# START OF EXTRACTED MATERIAL
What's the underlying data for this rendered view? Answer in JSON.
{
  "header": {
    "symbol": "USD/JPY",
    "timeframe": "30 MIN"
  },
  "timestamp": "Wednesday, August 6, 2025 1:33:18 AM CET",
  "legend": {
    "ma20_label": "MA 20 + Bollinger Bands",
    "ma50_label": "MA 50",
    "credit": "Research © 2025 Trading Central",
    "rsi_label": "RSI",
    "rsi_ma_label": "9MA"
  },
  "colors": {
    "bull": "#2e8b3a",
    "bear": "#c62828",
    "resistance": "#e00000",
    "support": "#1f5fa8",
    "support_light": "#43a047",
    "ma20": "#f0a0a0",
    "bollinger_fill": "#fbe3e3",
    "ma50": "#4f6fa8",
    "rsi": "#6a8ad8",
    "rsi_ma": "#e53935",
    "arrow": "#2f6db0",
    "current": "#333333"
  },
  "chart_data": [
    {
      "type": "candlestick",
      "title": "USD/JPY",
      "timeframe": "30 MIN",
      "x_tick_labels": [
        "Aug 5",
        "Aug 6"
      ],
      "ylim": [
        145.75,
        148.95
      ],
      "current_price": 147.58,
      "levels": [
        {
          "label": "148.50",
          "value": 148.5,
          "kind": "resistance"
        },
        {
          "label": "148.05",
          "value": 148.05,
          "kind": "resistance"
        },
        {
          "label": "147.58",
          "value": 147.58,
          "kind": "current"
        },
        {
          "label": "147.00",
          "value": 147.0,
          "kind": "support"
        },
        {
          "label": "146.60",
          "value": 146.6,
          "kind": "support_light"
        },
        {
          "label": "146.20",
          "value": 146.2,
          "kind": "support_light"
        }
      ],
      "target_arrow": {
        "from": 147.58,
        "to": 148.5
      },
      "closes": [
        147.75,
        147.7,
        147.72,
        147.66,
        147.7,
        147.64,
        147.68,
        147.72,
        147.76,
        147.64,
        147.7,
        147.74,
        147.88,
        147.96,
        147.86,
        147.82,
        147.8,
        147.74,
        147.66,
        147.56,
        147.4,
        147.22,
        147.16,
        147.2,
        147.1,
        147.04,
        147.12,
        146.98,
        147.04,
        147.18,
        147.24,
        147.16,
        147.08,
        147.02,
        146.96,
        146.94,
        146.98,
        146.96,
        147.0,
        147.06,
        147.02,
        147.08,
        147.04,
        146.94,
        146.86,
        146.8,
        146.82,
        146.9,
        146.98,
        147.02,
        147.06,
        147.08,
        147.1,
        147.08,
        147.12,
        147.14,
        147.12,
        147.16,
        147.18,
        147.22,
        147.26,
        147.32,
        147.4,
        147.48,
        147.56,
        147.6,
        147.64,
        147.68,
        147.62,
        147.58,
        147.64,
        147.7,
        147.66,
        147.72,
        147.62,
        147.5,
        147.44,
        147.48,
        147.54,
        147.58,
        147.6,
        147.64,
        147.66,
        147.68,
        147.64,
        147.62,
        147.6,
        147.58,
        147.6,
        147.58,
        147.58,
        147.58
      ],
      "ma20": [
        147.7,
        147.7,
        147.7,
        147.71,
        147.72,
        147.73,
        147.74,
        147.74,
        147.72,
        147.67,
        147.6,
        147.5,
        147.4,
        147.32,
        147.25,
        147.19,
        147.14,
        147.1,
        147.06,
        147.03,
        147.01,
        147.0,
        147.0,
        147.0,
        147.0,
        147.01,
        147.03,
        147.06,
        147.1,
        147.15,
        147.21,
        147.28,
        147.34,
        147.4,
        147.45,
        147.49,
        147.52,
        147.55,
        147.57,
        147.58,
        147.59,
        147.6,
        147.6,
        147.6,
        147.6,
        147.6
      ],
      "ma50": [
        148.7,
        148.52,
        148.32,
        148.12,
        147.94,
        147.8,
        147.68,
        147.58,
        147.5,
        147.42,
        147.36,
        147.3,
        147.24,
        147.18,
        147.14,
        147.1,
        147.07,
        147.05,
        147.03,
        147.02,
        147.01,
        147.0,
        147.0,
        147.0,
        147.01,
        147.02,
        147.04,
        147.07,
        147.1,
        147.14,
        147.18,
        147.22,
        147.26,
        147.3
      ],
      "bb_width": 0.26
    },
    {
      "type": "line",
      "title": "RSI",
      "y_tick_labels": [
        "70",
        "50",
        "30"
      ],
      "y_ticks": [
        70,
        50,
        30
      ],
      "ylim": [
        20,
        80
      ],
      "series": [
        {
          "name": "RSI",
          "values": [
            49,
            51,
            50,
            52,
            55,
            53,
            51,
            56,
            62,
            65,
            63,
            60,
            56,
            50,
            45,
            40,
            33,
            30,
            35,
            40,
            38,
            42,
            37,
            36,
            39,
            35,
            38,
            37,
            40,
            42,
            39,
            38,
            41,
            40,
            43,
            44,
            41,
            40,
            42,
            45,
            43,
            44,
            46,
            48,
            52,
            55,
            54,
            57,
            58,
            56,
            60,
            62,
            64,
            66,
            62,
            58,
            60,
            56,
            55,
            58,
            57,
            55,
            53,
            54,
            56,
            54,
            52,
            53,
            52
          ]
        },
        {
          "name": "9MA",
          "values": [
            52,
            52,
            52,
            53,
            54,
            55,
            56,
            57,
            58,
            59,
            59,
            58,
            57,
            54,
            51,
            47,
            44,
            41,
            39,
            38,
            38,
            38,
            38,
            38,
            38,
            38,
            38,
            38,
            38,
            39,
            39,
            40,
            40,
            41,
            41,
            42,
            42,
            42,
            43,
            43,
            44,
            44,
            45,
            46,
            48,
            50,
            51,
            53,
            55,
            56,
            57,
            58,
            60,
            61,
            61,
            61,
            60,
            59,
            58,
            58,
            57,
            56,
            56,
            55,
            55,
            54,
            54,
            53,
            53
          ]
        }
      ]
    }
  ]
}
# END OF EXTRACTED MATERIAL
GOAL
Extract the data in full. Keep it word for word.

RESULT
What's the underlying data for this rendered view? Answer in JSON.
{
  "header": {
    "symbol": "USD/JPY",
    "timeframe": "30 MIN"
  },
  "timestamp": "Wednesday, August 6, 2025 1:33:18 AM CET",
  "legend": {
    "ma20_label": "MA 20 + Bollinger Bands",
    "ma50_label": "MA 50",
    "credit": "Research © 2025 Trading Central",
    "rsi_label": "RSI",
    "rsi_ma_label": "9MA"
  },
  "colors": {
    "bull": "#2e8b3a",
    "bear": "#c62828",
    "resistance": "#e00000",
    "support": "#1f5fa8",
    "support_light": "#43a047",
    "ma20": "#f0a0a0",
    "bollinger_fill": "#fbe3e3",
    "ma50": "#4f6fa8",
    "rsi": "#6a8ad8",
    "rsi_ma": "#e53935",
    "arrow": "#2f6db0",
    "current": "#333333"
  },
  "chart_data": [
    {
      "type": "candlestick",
      "title": "USD/JPY",
      "timeframe": "30 MIN",
      "x_tick_labels": [
        "Aug 5",
        "Aug 6"
      ],
      "ylim": [
        145.75,
        148.95
      ],
      "current_price": 147.58,
      "levels": [
        {
          "label": "148.50",
          "value": 148.5,
          "kind": "resistance"
        },
        {
          "label": "148.05",
          "value": 148.05,
          "kind": "resistance"
        },
        {
          "label": "147.58",
          "value": 147.58,
          "kind": "current"
        },
        {
          "label": "147.00",
          "value": 147.0,
          "kind": "support"
        },
        {
          "label": "146.60",
          "value": 146.6,
          "kind": "support_light"
        },
        {
          "label": "146.20",
          "value": 146.2,
          "kind": "support_light"
        }
      ],
      "target_arrow": {
        "from": 147.58,
        "to": 148.5
      },
      "closes": [
        147.75,
        147.7,
        147.72,
        147.66,
        147.7,
        147.64,
        147.68,
        147.72,
        147.76,
        147.64,
        147.7,
        147.74,
        147.88,
        147.96,
        147.86,
        147.82,
        147.8,
        147.74,
        147.66,
        147.56,
        147.4,
        147.22,
        147.16,
        147.2,
        147.1,
        147.04,
        147.12,
        146.98,
        147.04,
        147.18,
        147.24,
        147.16,
        147.08,
        147.02,
        146.96,
        146.94,
        146.98,
        146.96,
        147.0,
        147.06,
        147.02,
        147.08,
        147.04,
        146.94,
        146.86,
        146.8,
        146.82,
        146.9,
        146.98,
        147.02,
        147.06,
        147.08,
        147.1,
        147.08,
        147.12,
        147.14,
        147.12,
        147.16,
        147.18,
        147.22,
        147.26,
        147.32,
        147.4,
        147.48,
        147.56,
        147.6,
        147.64,
        147.68,
        147.62,
        147.58,
        147.64,
        147.7,
        147.66,
        147.72,
        147.62,
        147.5,
        147.44,
        147.48,
        147.54,
        147.58,
        147.6,
        147.64,
        147.66,
        147.68,
        147.64,
        147.62,
        147.6,
        147.58,
        147.6,
        147.58,
        147.58,
        147.58
      ],
      "ma20": [
        147.7,
        147.7,
        147.7,
        147.71,
        147.72,
        147.73,
        147.74,
        147.74,
        147.72,
        147.67,
        147.6,
        147.5,
        147.4,
        147.32,
        147.25,
        147.19,
        147.14,
        147.1,
        147.06,
        147.03,
        147.01,
        147.0,
        147.0,
        147.0,
        147.0,
        147.01,
        147.03,
        147.06,
        147.1,
        147.15,
        147.21,
        147.28,
        147.34,
        147.4,
        147.45,
        147.49,
        147.52,
        147.55,
        147.57,
        147.58,
        147.59,
        147.6,
        147.6,
        147.6,
        147.6,
        147.6
      ],
      "ma50": [
        148.7,
        148.52,
        148.32,
        148.12,
        147.94,
        147.8,
        147.68,
        147.58,
        147.5,
        147.42,
        147.36,
        147.3,
        147.24,
        147.18,
        147.14,
        147.1,
        147.07,
        147.05,
        147.03,
        147.02,
        147.01,
        147.0,
        147.0,
        147.0,
        147.01,
        147.02,
        147.04,
        147.07,
        147.1,
        147.14,
        147.18,
        147.22,
        147.26,
        147.3
      ],
      "bb_width": 0.26
    },
    {
      "type": "line",
      "title": "RSI",
      "y_tick_labels": [
        "70",
        "50",
        "30"
      ],
      "y_ticks": [
        70,
        50,
        30
      ],
      "ylim": [
        20,
        80
      ],
      "series": [
        {
          "name": "RSI",
          "values": [
            49,
            51,
            50,
            52,
            55,
            53,
            51,
            56,
            62,
            65,
            63,
            60,
            56,
            50,
            45,
            40,
            33,
            30,
            35,
            40,
            38,
            42,
            37,
            36,
            39,
            35,
            38,
            37,
            40,
            42,
            39,
            38,
            41,
            40,
            43,
            44,
            41,
            40,
            42,
            45,
            43,
            44,
            46,
            48,
            52,
            55,
            54,
            57,
            58,
            56,
            60,
            62,
            64,
            66,
            62,
            58,
            60,
            56,
            55,
            58,
            57,
            55,
            53,
            54,
            56,
            54,
            52,
            53,
            52
          ]
        },
        {
          "name": "9MA",
          "values": [
            52,
            52,
            52,
            53,
            54,
            55,
            56,
            57,
            58,
            59,
            59,
            58,
            57,
            54,
            51,
            47,
            44,
            41,
            39,
            38,
            38,
            38,
            38,
            38,
            38,
            38,
            38,
            38,
            38,
            39,
            39,
            40,
            40,
            41,
            41,
            42,
            42,
            42,
            43,
            43,
            44,
            44,
            45,
            46,
            48,
            50,
            51,
            53,
            55,
            56,
            57,
            58,
            60,
            61,
            61,
            61,
            60,
            59,
            58,
            58,
            57,
            56,
            56,
            55,
            55,
            54,
            54,
            53,
            53
          ]
        }
      ]
    }
  ]
}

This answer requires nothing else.